-- Available records start --
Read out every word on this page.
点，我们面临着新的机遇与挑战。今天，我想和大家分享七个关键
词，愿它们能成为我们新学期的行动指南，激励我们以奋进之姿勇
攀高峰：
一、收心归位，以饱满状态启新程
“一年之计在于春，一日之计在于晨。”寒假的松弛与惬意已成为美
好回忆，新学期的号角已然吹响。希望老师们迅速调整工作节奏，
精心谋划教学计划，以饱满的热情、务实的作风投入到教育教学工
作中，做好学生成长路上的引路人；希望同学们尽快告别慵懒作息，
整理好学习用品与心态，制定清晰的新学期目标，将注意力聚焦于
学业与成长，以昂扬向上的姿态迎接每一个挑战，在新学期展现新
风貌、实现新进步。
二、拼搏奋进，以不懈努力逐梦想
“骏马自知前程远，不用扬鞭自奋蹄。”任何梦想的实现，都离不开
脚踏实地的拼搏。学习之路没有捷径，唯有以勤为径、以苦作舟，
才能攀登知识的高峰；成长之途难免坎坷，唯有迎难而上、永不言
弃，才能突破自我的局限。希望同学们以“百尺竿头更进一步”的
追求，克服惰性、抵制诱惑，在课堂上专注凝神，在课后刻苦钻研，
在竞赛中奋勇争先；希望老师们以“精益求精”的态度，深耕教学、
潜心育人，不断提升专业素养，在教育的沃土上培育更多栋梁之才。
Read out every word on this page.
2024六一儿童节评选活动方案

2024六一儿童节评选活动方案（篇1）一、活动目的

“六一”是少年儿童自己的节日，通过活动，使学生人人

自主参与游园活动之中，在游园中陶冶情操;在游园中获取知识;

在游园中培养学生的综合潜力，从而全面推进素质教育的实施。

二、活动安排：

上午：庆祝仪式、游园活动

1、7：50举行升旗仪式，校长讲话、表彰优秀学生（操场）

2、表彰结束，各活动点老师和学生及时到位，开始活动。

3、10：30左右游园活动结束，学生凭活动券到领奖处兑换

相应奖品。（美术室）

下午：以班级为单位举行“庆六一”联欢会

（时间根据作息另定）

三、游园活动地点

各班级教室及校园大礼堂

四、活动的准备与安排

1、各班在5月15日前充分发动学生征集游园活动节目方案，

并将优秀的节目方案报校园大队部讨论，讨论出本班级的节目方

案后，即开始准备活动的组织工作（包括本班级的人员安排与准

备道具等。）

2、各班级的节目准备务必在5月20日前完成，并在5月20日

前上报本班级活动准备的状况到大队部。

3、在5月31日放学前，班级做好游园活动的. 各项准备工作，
-- Available records end --
Return the entries above exactly as they appear.

Read out every word on this page.
点，我们面临着新的机遇与挑战。今天，我想和大家分享七个关键
词，愿它们能成为我们新学期的行动指南，激励我们以奋进之姿勇
攀高峰：
一、收心归位，以饱满状态启新程
“一年之计在于春，一日之计在于晨。”寒假的松弛与惬意已成为美
好回忆，新学期的号角已然吹响。希望老师们迅速调整工作节奏，
精心谋划教学计划，以饱满的热情、务实的作风投入到教育教学工
作中，做好学生成长路上的引路人；希望同学们尽快告别慵懒作息，
整理好学习用品与心态，制定清晰的新学期目标，将注意力聚焦于
学业与成长，以昂扬向上的姿态迎接每一个挑战，在新学期展现新
风貌、实现新进步。
二、拼搏奋进，以不懈努力逐梦想
“骏马自知前程远，不用扬鞭自奋蹄。”任何梦想的实现，都离不开
脚踏实地的拼搏。学习之路没有捷径，唯有以勤为径、以苦作舟，
才能攀登知识的高峰；成长之途难免坎坷，唯有迎难而上、永不言
弃，才能突破自我的局限。希望同学们以“百尺竿头更进一步”的
追求，克服惰性、抵制诱惑，在课堂上专注凝神，在课后刻苦钻研，
在竞赛中奋勇争先；希望老师们以“精益求精”的态度，深耕教学、
潜心育人，不断提升专业素养，在教育的沃土上培育更多栋梁之才。
Read out every word on this page.
2024六一儿童节评选活动方案

2024六一儿童节评选活动方案（篇1）一、活动目的

“六一”是少年儿童自己的节日，通过活动，使学生人人

自主参与游园活动之中，在游园中陶冶情操;在游园中获取知识;

在游园中培养学生的综合潜力，从而全面推进素质教育的实施。

二、活动安排：

上午：庆祝仪式、游园活动

1、7：50举行升旗仪式，校长讲话、表彰优秀学生（操场）

2、表彰结束，各活动点老师和学生及时到位，开始活动。

3、10：30左右游园活动结束，学生凭活动券到领奖处兑换

相应奖品。（美术室）

下午：以班级为单位举行“庆六一”联欢会

（时间根据作息另定）

三、游园活动地点

各班级教室及校园大礼堂

四、活动的准备与安排

1、各班在5月15日前充分发动学生征集游园活动节目方案，

并将优秀的节目方案报校园大队部讨论，讨论出本班级的节目方

案后，即开始准备活动的组织工作（包括本班级的人员安排与准

备道具等。）

2、各班级的节目准备务必在5月20日前完成，并在5月20日

前上报本班级活动准备的状况到大队部。

3、在5月31日放学前，班级做好游园活动的. 各项准备工作，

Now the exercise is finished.